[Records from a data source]
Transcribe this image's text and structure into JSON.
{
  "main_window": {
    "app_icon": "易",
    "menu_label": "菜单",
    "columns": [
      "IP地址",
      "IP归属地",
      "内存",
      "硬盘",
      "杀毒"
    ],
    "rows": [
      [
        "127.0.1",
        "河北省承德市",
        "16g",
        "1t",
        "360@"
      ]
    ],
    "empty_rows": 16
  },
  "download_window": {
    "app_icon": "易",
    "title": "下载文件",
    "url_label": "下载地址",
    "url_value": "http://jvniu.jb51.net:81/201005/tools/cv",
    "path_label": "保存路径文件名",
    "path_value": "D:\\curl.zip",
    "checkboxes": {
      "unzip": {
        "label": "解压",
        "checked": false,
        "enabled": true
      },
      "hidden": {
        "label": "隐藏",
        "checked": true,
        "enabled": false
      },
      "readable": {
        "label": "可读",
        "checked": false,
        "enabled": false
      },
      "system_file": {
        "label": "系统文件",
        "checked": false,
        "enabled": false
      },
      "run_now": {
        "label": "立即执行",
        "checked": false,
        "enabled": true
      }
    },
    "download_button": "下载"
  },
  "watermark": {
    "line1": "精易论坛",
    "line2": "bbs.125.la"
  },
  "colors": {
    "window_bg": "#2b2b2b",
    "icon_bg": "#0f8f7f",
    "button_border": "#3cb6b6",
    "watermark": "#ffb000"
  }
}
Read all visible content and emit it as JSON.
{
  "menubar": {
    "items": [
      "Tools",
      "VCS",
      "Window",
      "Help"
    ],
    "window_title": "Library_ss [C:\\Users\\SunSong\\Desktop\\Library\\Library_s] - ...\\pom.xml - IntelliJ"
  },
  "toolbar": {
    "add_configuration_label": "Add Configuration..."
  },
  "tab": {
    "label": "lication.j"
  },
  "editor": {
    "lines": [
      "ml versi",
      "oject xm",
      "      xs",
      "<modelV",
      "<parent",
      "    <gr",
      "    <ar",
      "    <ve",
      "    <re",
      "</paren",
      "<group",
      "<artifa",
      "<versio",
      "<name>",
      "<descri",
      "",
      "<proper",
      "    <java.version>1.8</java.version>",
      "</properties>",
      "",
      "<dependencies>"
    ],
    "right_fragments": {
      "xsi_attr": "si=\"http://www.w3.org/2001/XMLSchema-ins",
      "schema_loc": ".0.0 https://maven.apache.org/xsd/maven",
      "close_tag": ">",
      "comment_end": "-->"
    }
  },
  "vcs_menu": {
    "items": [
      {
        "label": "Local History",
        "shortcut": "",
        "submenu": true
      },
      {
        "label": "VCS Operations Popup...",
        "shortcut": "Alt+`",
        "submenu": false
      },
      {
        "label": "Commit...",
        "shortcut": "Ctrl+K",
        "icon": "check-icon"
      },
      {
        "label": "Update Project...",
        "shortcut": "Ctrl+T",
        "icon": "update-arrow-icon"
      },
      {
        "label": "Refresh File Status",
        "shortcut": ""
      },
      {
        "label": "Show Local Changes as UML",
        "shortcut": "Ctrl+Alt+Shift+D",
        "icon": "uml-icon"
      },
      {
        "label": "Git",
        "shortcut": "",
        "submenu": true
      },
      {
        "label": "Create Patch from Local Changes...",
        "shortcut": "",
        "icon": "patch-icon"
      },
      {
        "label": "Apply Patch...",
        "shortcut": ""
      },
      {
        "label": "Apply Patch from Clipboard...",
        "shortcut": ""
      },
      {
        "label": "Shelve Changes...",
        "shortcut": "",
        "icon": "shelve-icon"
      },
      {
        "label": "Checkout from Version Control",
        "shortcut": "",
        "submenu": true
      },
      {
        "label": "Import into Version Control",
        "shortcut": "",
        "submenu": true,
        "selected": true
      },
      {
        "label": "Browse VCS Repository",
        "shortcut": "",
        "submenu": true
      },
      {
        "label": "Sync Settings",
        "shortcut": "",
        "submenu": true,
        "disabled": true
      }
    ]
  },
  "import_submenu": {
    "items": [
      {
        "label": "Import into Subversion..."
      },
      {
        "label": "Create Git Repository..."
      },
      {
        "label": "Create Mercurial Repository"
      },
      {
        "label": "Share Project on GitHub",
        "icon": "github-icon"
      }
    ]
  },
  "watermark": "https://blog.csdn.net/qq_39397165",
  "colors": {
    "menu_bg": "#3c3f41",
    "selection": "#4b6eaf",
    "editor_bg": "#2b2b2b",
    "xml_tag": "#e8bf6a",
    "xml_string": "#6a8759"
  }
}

* [WHAT IS NEEDED]: From the first line to the last, retype the data exactly.

* [SOLUTION TO THE PROBLEM]:
Transcribe this image's text and structure into JSON.
{
  "main_window": {
    "app_icon": "易",
    "menu_label": "菜单",
    "columns": [
      "IP地址",
      "IP归属地",
      "内存",
      "硬盘",
      "杀毒"
    ],
    "rows": [
      [
        "127.0.1",
        "河北省承德市",
        "16g",
        "1t",
        "360@"
      ]
    ],
    "empty_rows": 16
  },
  "download_window": {
    "app_icon": "易",
    "title": "下载文件",
    "url_label": "下载地址",
    "url_value": "http://jvniu.jb51.net:81/201005/tools/cv",
    "path_label": "保存路径文件名",
    "path_value": "D:\\curl.zip",
    "checkboxes": {
      "unzip": {
        "label": "解压",
        "checked": false,
        "enabled": true
      },
      "hidden": {
        "label": "隐藏",
        "checked": true,
        "enabled": false
      },
      "readable": {
        "label": "可读",
        "checked": false,
        "enabled": false
      },
      "system_file": {
        "label": "系统文件",
        "checked": false,
        "enabled": false
      },
      "run_now": {
        "label": "立即执行",
        "checked": false,
        "enabled": true
      }
    },
    "download_button": "下载"
  },
  "watermark": {
    "line1": "精易论坛",
    "line2": "bbs.125.la"
  },
  "colors": {
    "window_bg": "#2b2b2b",
    "icon_bg": "#0f8f7f",
    "button_border": "#3cb6b6",
    "watermark": "#ffb000"
  }
}
Read all visible content and emit it as JSON.
{
  "menubar": {
    "items": [
      "Tools",
      "VCS",
      "Window",
      "Help"
    ],
    "window_title": "Library_ss [C:\\Users\\SunSong\\Desktop\\Library\\Library_s] - ...\\pom.xml - IntelliJ"
  },
  "toolbar": {
    "add_configuration_label": "Add Configuration..."
  },
  "tab": {
    "label": "lication.j"
  },
  "editor": {
    "lines": [
      "ml versi",
      "oject xm",
      "      xs",
      "<modelV",
      "<parent",
      "    <gr",
      "    <ar",
      "    <ve",
      "    <re",
      "</paren",
      "<group",
      "<artifa",
      "<versio",
      "<name>",
      "<descri",
      "",
      "<proper",
      "    <java.version>1.8</java.version>",
      "</properties>",
      "",
      "<dependencies>"
    ],
    "right_fragments": {
      "xsi_attr": "si=\"http://www.w3.org/2001/XMLSchema-ins",
      "schema_loc": ".0.0 https://maven.apache.org/xsd/maven",
      "close_tag": ">",
      "comment_end": "-->"
    }
  },
  "vcs_menu": {
    "items": [
      {
        "label": "Local History",
        "shortcut": "",
        "submenu": true
      },
      {
        "label": "VCS Operations Popup...",
        "shortcut": "Alt+`",
        "submenu": false
      },
      {
        "label": "Commit...",
        "shortcut": "Ctrl+K",
        "icon": "check-icon"
      },
      {
        "label": "Update Project...",
        "shortcut": "Ctrl+T",
        "icon": "update-arrow-icon"
      },
      {
        "label": "Refresh File Status",
        "shortcut": ""
      },
      {
        "label": "Show Local Changes as UML",
        "shortcut": "Ctrl+Alt+Shift+D",
        "icon": "uml-icon"
      },
      {
        "label": "Git",
        "shortcut": "",
        "submenu": true
      },
      {
        "label": "Create Patch from Local Changes...",
        "shortcut": "",
        "icon": "patch-icon"
      },
      {
        "label": "Apply Patch...",
        "shortcut": ""
      },
      {
        "label": "Apply Patch from Clipboard...",
        "shortcut": ""
      },
      {
        "label": "Shelve Changes...",
        "shortcut": "",
        "icon": "shelve-icon"
      },
      {
        "label": "Checkout from Version Control",
        "shortcut": "",
        "submenu": true
      },
      {
        "label": "Import into Version Control",
        "shortcut": "",
        "submenu": true,
        "selected": true
      },
      {
        "label": "Browse VCS Repository",
        "shortcut": "",
        "submenu": true
      },
      {
        "label": "Sync Settings",
        "shortcut": "",
        "submenu": true,
        "disabled": true
      }
    ]
  },
  "import_submenu": {
    "items": [
      {
        "label": "Import into Subversion..."
      },
      {
        "label": "Create Git Repository..."
      },
      {
        "label": "Create Mercurial Repository"
      },
      {
        "label": "Share Project on GitHub",
        "icon": "github-icon"
      }
    ]
  },
  "watermark": "https://blog.csdn.net/qq_39397165",
  "colors": {
    "menu_bg": "#3c3f41",
    "selection": "#4b6eaf",
    "editor_bg": "#2b2b2b",
    "xml_tag": "#e8bf6a",
    "xml_string": "#6a8759"
  }
}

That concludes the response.